== PROVIDED INFORMATION ==
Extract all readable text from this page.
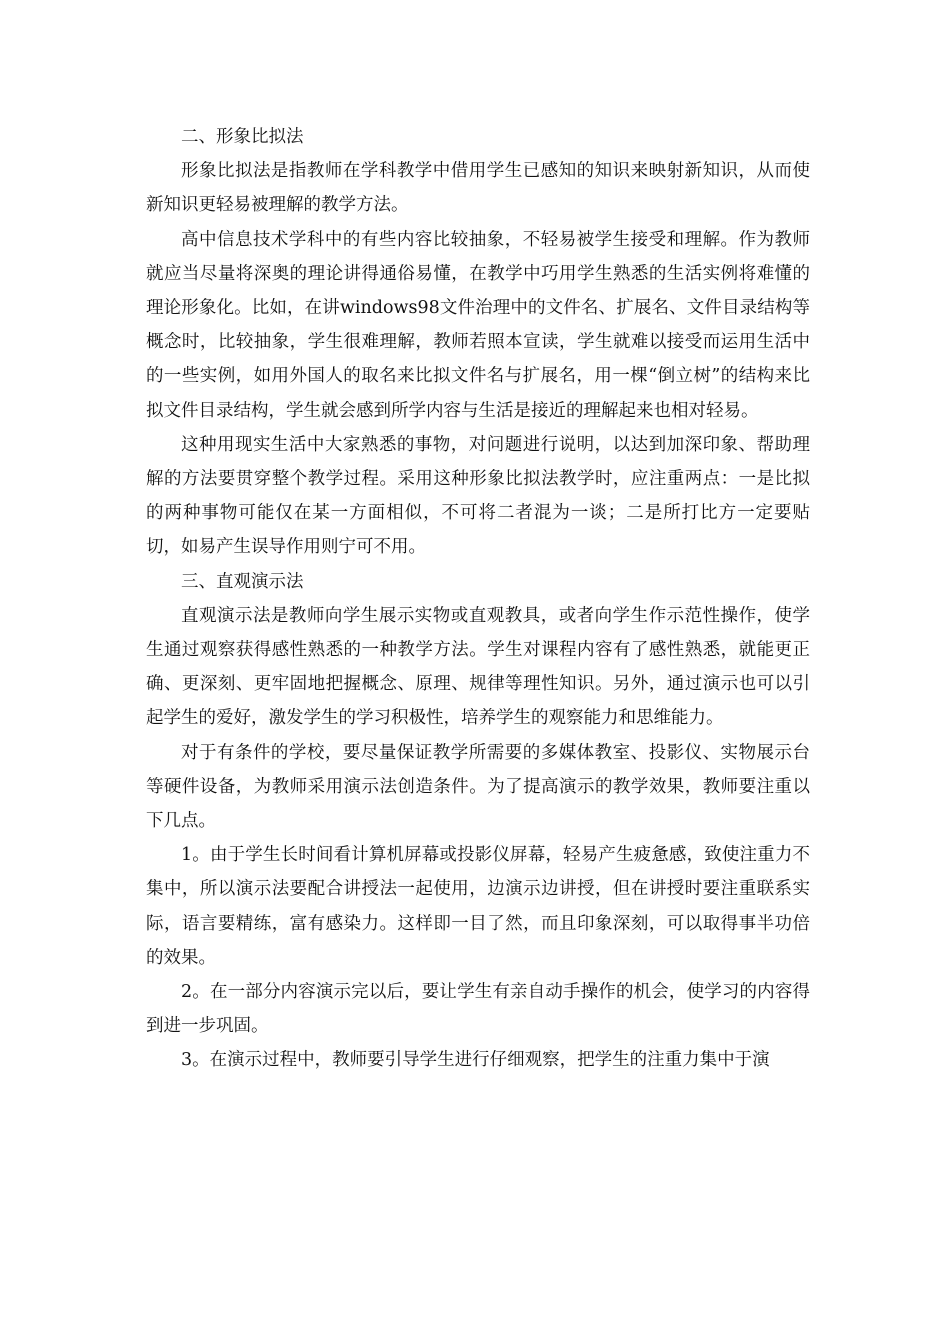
二、形象比拟法

形象比拟法是指教师在学科教学中借用学生已感知的知识来映射新知识，从而使新知识更轻易被理解的教学方法。

高中信息技术学科中的有些内容比较抽象，不轻易被学生接受和理解。作为教师就应当尽量将深奥的理论讲得通俗易懂，在教学中巧用学生熟悉的生活实例将难懂的理论形象化。比如，在讲windows98文件治理中的文件名、扩展名、文件目录结构等概念时，比较抽象，学生很难理解，教师若照本宣读，学生就难以接受而运用生活中的一些实例，如用外国人的取名来比拟文件名与扩展名，用一棵“倒立树”的结构来比拟文件目录结构，学生就会感到所学内容与生活是接近的理解起来也相对轻易。

这种用现实生活中大家熟悉的事物，对问题进行说明，以达到加深印象、帮助理解的方法要贯穿整个教学过程。采用这种形象比拟法教学时，应注重两点：一是比拟的两种事物可能仅在某一方面相似，不可将二者混为一谈；二是所打比方一定要贴切，如易产生误导作用则宁可不用。

三、直观演示法

直观演示法是教师向学生展示实物或直观教具，或者向学生作示范性操作，使学生通过观察获得感性熟悉的一种教学方法。学生对课程内容有了感性熟悉，就能更正确、更深刻、更牢固地把握概念、原理、规律等理性知识。另外，通过演示也可以引起学生的爱好，激发学生的学习积极性，培养学生的观察能力和思维能力。

对于有条件的学校，要尽量保证教学所需要的多媒体教室、投影仪、实物展示台等硬件设备，为教师采用演示法创造条件。为了提高演示的教学效果，教师要注重以下几点。

1。由于学生长时间看计算机屏幕或投影仪屏幕，轻易产生疲惫感，致使注重力不集中，所以演示法要配合讲授法一起使用，边演示边讲授，但在讲授时要注重联系实际，语言要精练，富有感染力。这样即一目了然，而且印象深刻，可以取得事半功倍的效果。

2。在一部分内容演示完以后，要让学生有亲自动手操作的机会，使学习的内容得到进一步巩固。

3。在演示过程中，教师要引导学生进行仔细观察，把学生的注重力集中于演
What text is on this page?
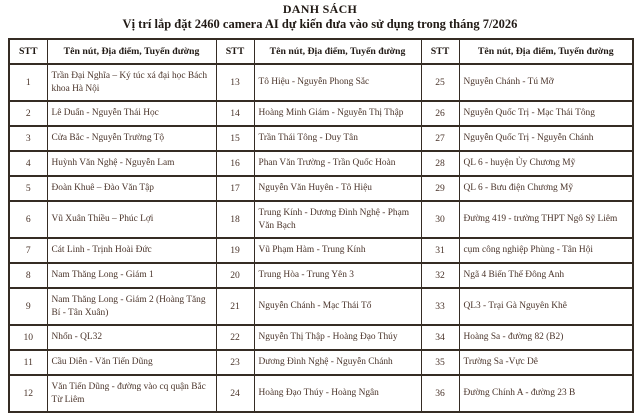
DANH SÁCH
Vị trí lắp đặt 2460 camera AI dự kiến đưa vào sử dụng trong tháng 7/2026
STT	Tên nút, Địa điểm, Tuyến đường	STT	Tên nút, Địa điểm, Tuyến đường	STT	Tên nút, Địa điểm, Tuyến đường
1	Trần Đại Nghĩa – Ký túc xá đại học Bách khoa Hà Nội	13	Tô Hiệu - Nguyễn Phong Sắc	25	Nguyễn Chánh - Tú Mỡ
2	Lê Duẩn - Nguyễn Thái Học	14	Hoàng Minh Giám - Nguyễn Thị Thập	26	Nguyễn Quốc Trị - Mạc Thái Tông
3	Cửa Bắc - Nguyễn Trường Tộ	15	Trần Thái Tông - Duy Tân	27	Nguyễn Quốc Trị - Nguyễn Chánh
4	Huỳnh Văn Nghệ - Nguyễn Lam	16	Phan Văn Trường - Trần Quốc Hoàn	28	QL 6 - huyện Ủy Chương Mỹ
5	Đoàn Khuê – Đào Văn Tập	17	Nguyễn Văn Huyên - Tô Hiệu	29	QL 6 - Bưu điện Chương Mỹ
6	Vũ Xuân Thiều – Phúc Lợi	18	Trung Kính - Dương Đình Nghệ - Phạm Văn Bạch	30	Đường 419 - trường THPT Ngô Sỹ Liêm
7	Cát Linh - Trịnh Hoài Đức	19	Vũ Phạm Hàm - Trung Kính	31	cụm công nghiệp Phùng - Tân Hội
8	Nam Thăng Long - Giám 1	20	Trung Hòa - Trung Yên 3	32	Ngã 4 Biến Thế Đông Anh
9	Nam Thăng Long - Giám 2 (Hoàng Tăng Bí - Tân Xuân)	21	Nguyễn Chánh - Mạc Thái Tổ	33	QL3 - Trại Gà Nguyên Khê
10	Nhổn - QL32	22	Nguyễn Thị Thập - Hoàng Đạo Thúy	34	Hoàng Sa - đường 82 (B2)
11	Cầu Diễn - Văn Tiến Dũng	23	Dương Đình Nghệ - Nguyễn Chánh	35	Trường Sa -Vực Dê
12	Văn Tiến Dũng - đường vào cq quận Bắc Từ Liêm	24	Hoàng Đạo Thúy - Hoàng Ngân	36	Đường Chính A - đường 23 B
===
### TASK STATEMENT
Copy all lines above containing the string "Nghệ".

### SOLVED PROBLEM
4	Huỳnh Văn Nghệ - Nguyễn Lam	16	Phan Văn Trường - Trần Quốc Hoàn	28	QL 6 - huyện Ủy Chương Mỹ
6	Vũ Xuân Thiều – Phúc Lợi	18	Trung Kính - Dương Đình Nghệ - Phạm Văn Bạch	30	Đường 419 - trường THPT Ngô Sỹ Liêm
11	Cầu Diễn - Văn Tiến Dũng	23	Dương Đình Nghệ - Nguyễn Chánh	35	Trường Sa -Vực Dê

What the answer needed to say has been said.